All of the data below should be written out exactly.

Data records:
--------------------------------------------------

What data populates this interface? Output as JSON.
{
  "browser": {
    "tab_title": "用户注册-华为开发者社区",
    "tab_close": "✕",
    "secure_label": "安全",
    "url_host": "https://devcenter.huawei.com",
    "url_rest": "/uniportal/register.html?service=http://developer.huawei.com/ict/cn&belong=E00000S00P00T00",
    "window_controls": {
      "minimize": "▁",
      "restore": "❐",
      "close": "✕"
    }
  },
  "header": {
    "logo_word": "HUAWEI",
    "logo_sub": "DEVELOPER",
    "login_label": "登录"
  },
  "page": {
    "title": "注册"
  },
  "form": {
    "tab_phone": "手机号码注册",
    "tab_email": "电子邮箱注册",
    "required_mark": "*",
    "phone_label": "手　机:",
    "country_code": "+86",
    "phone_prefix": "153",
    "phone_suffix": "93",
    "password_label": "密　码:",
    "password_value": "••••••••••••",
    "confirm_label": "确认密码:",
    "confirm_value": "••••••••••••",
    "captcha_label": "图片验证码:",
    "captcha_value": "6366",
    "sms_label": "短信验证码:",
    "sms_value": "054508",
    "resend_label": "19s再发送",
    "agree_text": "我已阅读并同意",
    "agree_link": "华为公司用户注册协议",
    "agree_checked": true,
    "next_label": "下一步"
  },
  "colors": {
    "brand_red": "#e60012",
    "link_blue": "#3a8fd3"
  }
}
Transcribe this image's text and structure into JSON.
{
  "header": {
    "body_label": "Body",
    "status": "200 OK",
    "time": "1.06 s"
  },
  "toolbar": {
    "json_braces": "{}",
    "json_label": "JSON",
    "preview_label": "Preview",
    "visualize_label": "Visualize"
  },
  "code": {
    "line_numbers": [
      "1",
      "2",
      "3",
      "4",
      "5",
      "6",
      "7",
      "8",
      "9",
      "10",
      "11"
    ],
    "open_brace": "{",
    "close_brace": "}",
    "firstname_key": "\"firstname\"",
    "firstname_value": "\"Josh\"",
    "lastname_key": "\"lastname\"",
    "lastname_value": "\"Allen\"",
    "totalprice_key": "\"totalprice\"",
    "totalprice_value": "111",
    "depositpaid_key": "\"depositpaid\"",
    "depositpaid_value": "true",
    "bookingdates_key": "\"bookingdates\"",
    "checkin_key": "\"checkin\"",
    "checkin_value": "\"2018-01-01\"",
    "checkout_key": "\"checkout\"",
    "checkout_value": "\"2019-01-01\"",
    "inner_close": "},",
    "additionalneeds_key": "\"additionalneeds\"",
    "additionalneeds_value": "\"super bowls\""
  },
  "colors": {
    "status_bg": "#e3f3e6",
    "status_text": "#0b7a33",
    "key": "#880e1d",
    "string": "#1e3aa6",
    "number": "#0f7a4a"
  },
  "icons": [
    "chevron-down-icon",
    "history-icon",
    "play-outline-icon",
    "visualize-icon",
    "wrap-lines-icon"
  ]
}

--------------------------------------------------

Solution:
What data populates this interface? Output as JSON.
{
  "browser": {
    "tab_title": "用户注册-华为开发者社区",
    "tab_close": "✕",
    "secure_label": "安全",
    "url_host": "https://devcenter.huawei.com",
    "url_rest": "/uniportal/register.html?service=http://developer.huawei.com/ict/cn&belong=E00000S00P00T00",
    "window_controls": {
      "minimize": "▁",
      "restore": "❐",
      "close": "✕"
    }
  },
  "header": {
    "logo_word": "HUAWEI",
    "logo_sub": "DEVELOPER",
    "login_label": "登录"
  },
  "page": {
    "title": "注册"
  },
  "form": {
    "tab_phone": "手机号码注册",
    "tab_email": "电子邮箱注册",
    "required_mark": "*",
    "phone_label": "手　机:",
    "country_code": "+86",
    "phone_prefix": "153",
    "phone_suffix": "93",
    "password_label": "密　码:",
    "password_value": "••••••••••••",
    "confirm_label": "确认密码:",
    "confirm_value": "••••••••••••",
    "captcha_label": "图片验证码:",
    "captcha_value": "6366",
    "sms_label": "短信验证码:",
    "sms_value": "054508",
    "resend_label": "19s再发送",
    "agree_text": "我已阅读并同意",
    "agree_link": "华为公司用户注册协议",
    "agree_checked": true,
    "next_label": "下一步"
  },
  "colors": {
    "brand_red": "#e60012",
    "link_blue": "#3a8fd3"
  }
}
Transcribe this image's text and structure into JSON.
{
  "header": {
    "body_label": "Body",
    "status": "200 OK",
    "time": "1.06 s"
  },
  "toolbar": {
    "json_braces": "{}",
    "json_label": "JSON",
    "preview_label": "Preview",
    "visualize_label": "Visualize"
  },
  "code": {
    "line_numbers": [
      "1",
      "2",
      "3",
      "4",
      "5",
      "6",
      "7",
      "8",
      "9",
      "10",
      "11"
    ],
    "open_brace": "{",
    "close_brace": "}",
    "firstname_key": "\"firstname\"",
    "firstname_value": "\"Josh\"",
    "lastname_key": "\"lastname\"",
    "lastname_value": "\"Allen\"",
    "totalprice_key": "\"totalprice\"",
    "totalprice_value": "111",
    "depositpaid_key": "\"depositpaid\"",
    "depositpaid_value": "true",
    "bookingdates_key": "\"bookingdates\"",
    "checkin_key": "\"checkin\"",
    "checkin_value": "\"2018-01-01\"",
    "checkout_key": "\"checkout\"",
    "checkout_value": "\"2019-01-01\"",
    "inner_close": "},",
    "additionalneeds_key": "\"additionalneeds\"",
    "additionalneeds_value": "\"super bowls\""
  },
  "colors": {
    "status_bg": "#e3f3e6",
    "status_text": "#0b7a33",
    "key": "#880e1d",
    "string": "#1e3aa6",
    "number": "#0f7a4a"
  },
  "icons": [
    "chevron-down-icon",
    "history-icon",
    "play-outline-icon",
    "visualize-icon",
    "wrap-lines-icon"
  ]
}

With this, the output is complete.